Exercise directions>
Word for word, print each line of the listing below; pictures stay out.
-- begin Records to use --
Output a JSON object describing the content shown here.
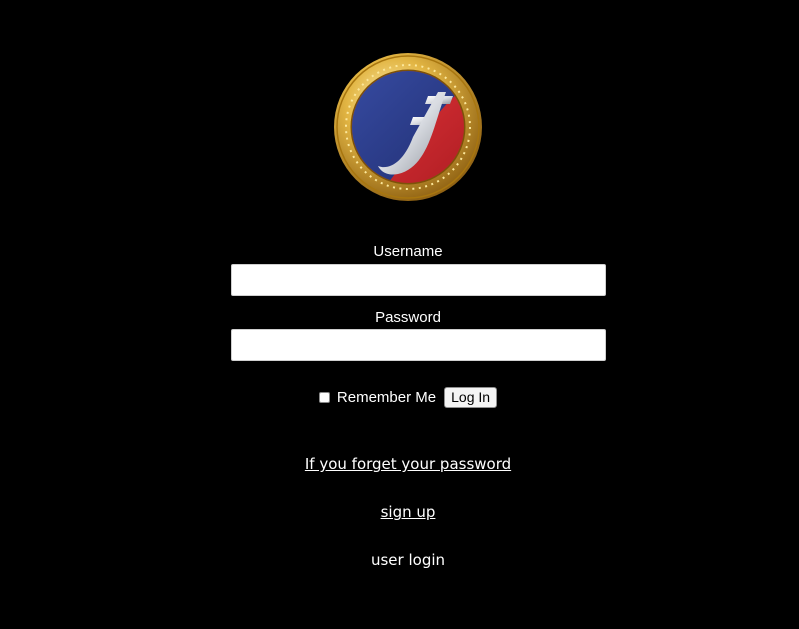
{
  "form": {
    "username_label": "Username",
    "username_value": "",
    "password_label": "Password",
    "password_value": "",
    "remember_label": "Remember Me",
    "login_button": "Log In"
  },
  "links": {
    "forgot_password": "If you forget your password",
    "sign_up": "sign up",
    "user_login": "user login"
  },
  "logo": {
    "icon": "coin-logo-icon",
    "colors": {
      "gold": "#d4a531",
      "blue": "#2d3f8e",
      "red": "#d8282d",
      "background": "#000000"
    }
  }
}
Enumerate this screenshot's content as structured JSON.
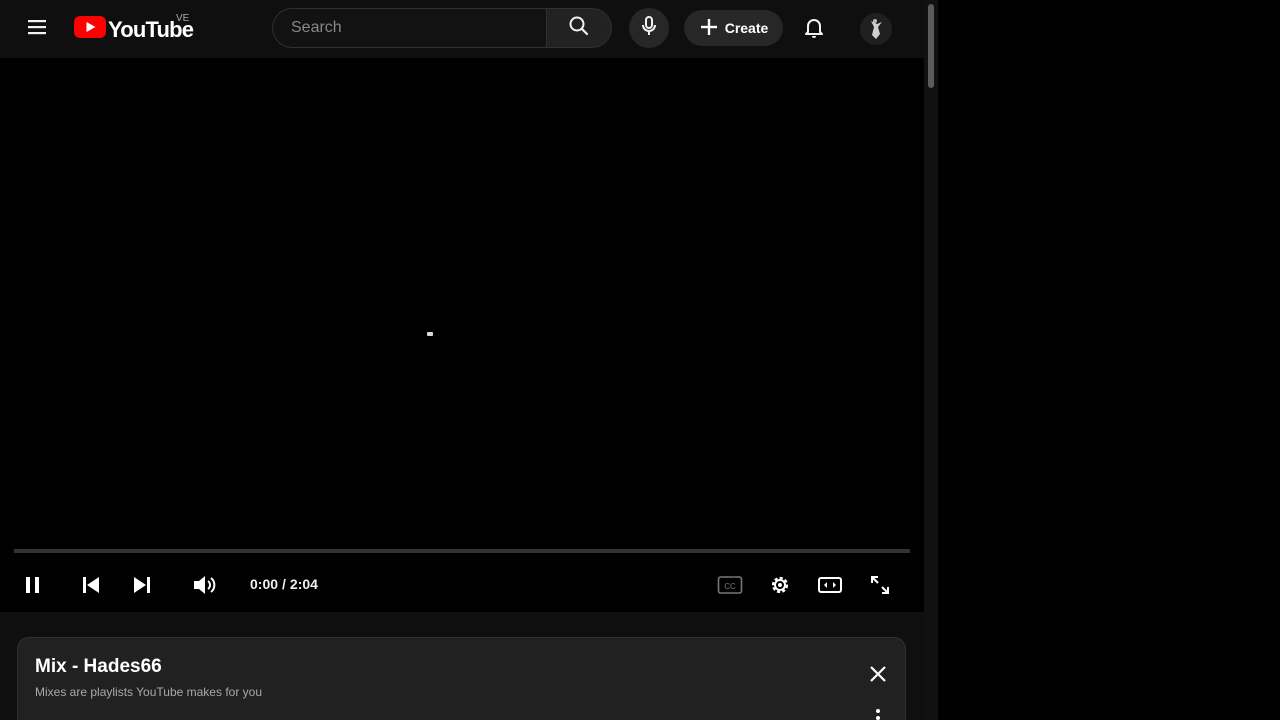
{
  "masthead": {
    "logo_text": "YouTube",
    "region_code": "VE",
    "search_placeholder": "Search",
    "create_label": "Create",
    "icons": [
      "menu-icon",
      "youtube-logo-icon",
      "search-icon",
      "microphone-icon",
      "plus-icon",
      "bell-icon",
      "avatar"
    ]
  },
  "player": {
    "current_time": "0:00",
    "separator": "/",
    "duration": "2:04",
    "progress": 0,
    "controls": [
      "pause-icon",
      "previous-icon",
      "next-icon",
      "volume-icon",
      "captions-icon",
      "settings-icon",
      "theater-mode-icon",
      "fullscreen-icon"
    ]
  },
  "playlist_panel": {
    "title": "Mix - Hades66",
    "subtitle": "Mixes are playlists YouTube makes for you"
  },
  "colors": {
    "background": "#0f0f0f",
    "player_background": "#000000",
    "brand_red": "#ff0000",
    "panel_background": "#212121",
    "text_primary": "#f1f1f1",
    "text_secondary": "#aaaaaa"
  }
}
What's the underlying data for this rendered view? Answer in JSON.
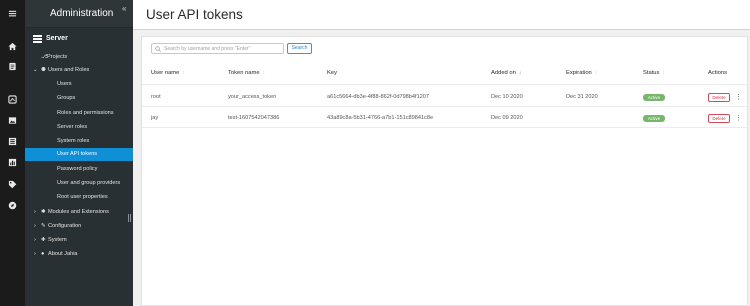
{
  "header": {
    "title": "User API tokens"
  },
  "sidebar": {
    "title": "Administration",
    "collapse_glyph": "«",
    "section": "Server",
    "items": [
      {
        "label": "Projects",
        "glyph": "⎇"
      },
      {
        "label": "Users and Roles",
        "caret": "⌄",
        "glyph": "⚉"
      },
      {
        "label": "Users"
      },
      {
        "label": "Groups"
      },
      {
        "label": "Roles and permissions"
      },
      {
        "label": "Server roles"
      },
      {
        "label": "System roles"
      },
      {
        "label": "User API tokens"
      },
      {
        "label": "Password policy"
      },
      {
        "label": "User and group providers"
      },
      {
        "label": "Root user properties"
      },
      {
        "label": "Modules and Extensions",
        "caret": "›",
        "glyph": "✱"
      },
      {
        "label": "Configuration",
        "caret": "›",
        "glyph": "✎"
      },
      {
        "label": "System",
        "caret": "›",
        "glyph": "✚"
      },
      {
        "label": "About Jahia",
        "caret": "›",
        "glyph": "●"
      }
    ]
  },
  "rail": {
    "icons": [
      "menu-icon",
      "home-icon",
      "document-icon",
      "dashboard-icon",
      "image-icon",
      "form-icon",
      "chart-icon",
      "tag-icon",
      "compass-icon"
    ]
  },
  "search": {
    "placeholder": "Search by username and press \"Enter\"",
    "button_label": "Search"
  },
  "table": {
    "columns": [
      "User name",
      "Token name",
      "Key",
      "Added on",
      "Expiration",
      "Status",
      "Actions"
    ],
    "sorted_column": "Added on",
    "sort_glyph": "↕",
    "sort_active_glyph": "↓",
    "rows": [
      {
        "user": "root",
        "token": "your_access_token",
        "key": "a61c5664-db3e-4f88-862f-0d798b4f1207",
        "added": "Dec 10 2020",
        "expiration": "Dec 31 2020",
        "status": "Active",
        "action": "Delete",
        "more": "⋮"
      },
      {
        "user": "jay",
        "token": "test-1607542047386",
        "key": "43a89c8a-5b31-4766-a7b1-151c89841c8e",
        "added": "Dec 09 2020",
        "expiration": "",
        "status": "Active",
        "action": "Delete",
        "more": "⋮"
      }
    ]
  },
  "colors": {
    "accent": "#0f8fd6",
    "status_active": "#78b66c",
    "delete": "#d0344b",
    "sidebar_bg": "#293033",
    "rail_bg": "#1b1b1b"
  }
}
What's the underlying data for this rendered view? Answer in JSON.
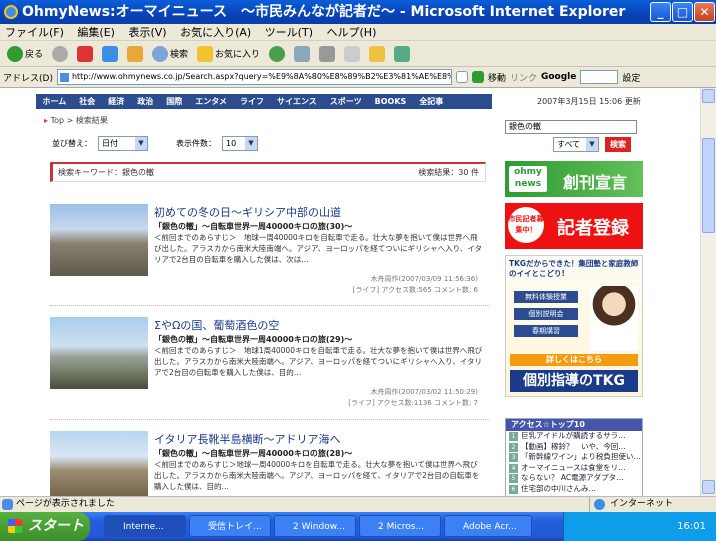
-- end Records to use --
Full output>
Output a JSON object describing the content shown here.
{
  "form": {
    "username_label": "Username",
    "username_value": "",
    "password_label": "Password",
    "password_value": "",
    "remember_label": "Remember Me",
    "login_button": "Log In"
  },
  "links": {
    "forgot_password": "If you forget your password",
    "sign_up": "sign up",
    "user_login": "user login"
  },
  "logo": {
    "icon": "coin-logo-icon",
    "colors": {
      "gold": "#d4a531",
      "blue": "#2d3f8e",
      "red": "#d8282d",
      "background": "#000000"
    }
  }
}
Enumerate this screenshot's content as structured JSON.
{
  "masthead": {
    "logo_text": "YouTube",
    "region_code": "VE",
    "search_placeholder": "Search",
    "create_label": "Create",
    "icons": [
      "menu-icon",
      "youtube-logo-icon",
      "search-icon",
      "microphone-icon",
      "plus-icon",
      "bell-icon",
      "avatar"
    ]
  },
  "player": {
    "current_time": "0:00",
    "separator": "/",
    "duration": "2:04",
    "progress": 0,
    "controls": [
      "pause-icon",
      "previous-icon",
      "next-icon",
      "volume-icon",
      "captions-icon",
      "settings-icon",
      "theater-mode-icon",
      "fullscreen-icon"
    ]
  },
  "playlist_panel": {
    "title": "Mix - Hades66",
    "subtitle": "Mixes are playlists YouTube makes for you"
  },
  "colors": {
    "background": "#0f0f0f",
    "player_background": "#000000",
    "brand_red": "#ff0000",
    "panel_background": "#212121",
    "text_primary": "#f1f1f1",
    "text_secondary": "#aaaaaa"
  }
}
What's the underlying data for this rendered view? Answer in JSON.
{
  "header": {
    "title": "User API tokens"
  },
  "sidebar": {
    "title": "Administration",
    "collapse_glyph": "«",
    "section": "Server",
    "items": [
      {
        "label": "Projects",
        "glyph": "⎇"
      },
      {
        "label": "Users and Roles",
        "caret": "⌄",
        "glyph": "⚉"
      },
      {
        "label": "Users"
      },
      {
        "label": "Groups"
      },
      {
        "label": "Roles and permissions"
      },
      {
        "label": "Server roles"
      },
      {
        "label": "System roles"
      },
      {
        "label": "User API tokens"
      },
      {
        "label": "Password policy"
      },
      {
        "label": "User and group providers"
      },
      {
        "label": "Root user properties"
      },
      {
        "label": "Modules and Extensions",
        "caret": "›",
        "glyph": "✱"
      },
      {
        "label": "Configuration",
        "caret": "›",
        "glyph": "✎"
      },
      {
        "label": "System",
        "caret": "›",
        "glyph": "✚"
      },
      {
        "label": "About Jahia",
        "caret": "›",
        "glyph": "●"
      }
    ]
  },
  "rail": {
    "icons": [
      "menu-icon",
      "home-icon",
      "document-icon",
      "dashboard-icon",
      "image-icon",
      "form-icon",
      "chart-icon",
      "tag-icon",
      "compass-icon"
    ]
  },
  "search": {
    "placeholder": "Search by username and press \"Enter\"",
    "button_label": "Search"
  },
  "table": {
    "columns": [
      "User name",
      "Token name",
      "Key",
      "Added on",
      "Expiration",
      "Status",
      "Actions"
    ],
    "sorted_column": "Added on",
    "sort_glyph": "↕",
    "sort_active_glyph": "↓",
    "rows": [
      {
        "user": "root",
        "token": "your_access_token",
        "key": "a61c5664-db3e-4f88-862f-0d798b4f1207",
        "added": "Dec 10 2020",
        "expiration": "Dec 31 2020",
        "status": "Active",
        "action": "Delete",
        "more": "⋮"
      },
      {
        "user": "jay",
        "token": "test-1607542047386",
        "key": "43a89c8a-5b31-4766-a7b1-151c89841c8e",
        "added": "Dec 09 2020",
        "expiration": "",
        "status": "Active",
        "action": "Delete",
        "more": "⋮"
      }
    ]
  },
  "colors": {
    "accent": "#0f8fd6",
    "status_active": "#78b66c",
    "delete": "#d0344b",
    "sidebar_bg": "#293033",
    "rail_bg": "#1b1b1b"
  }
}
What's the underlying data for this rendered view? Answer in JSON.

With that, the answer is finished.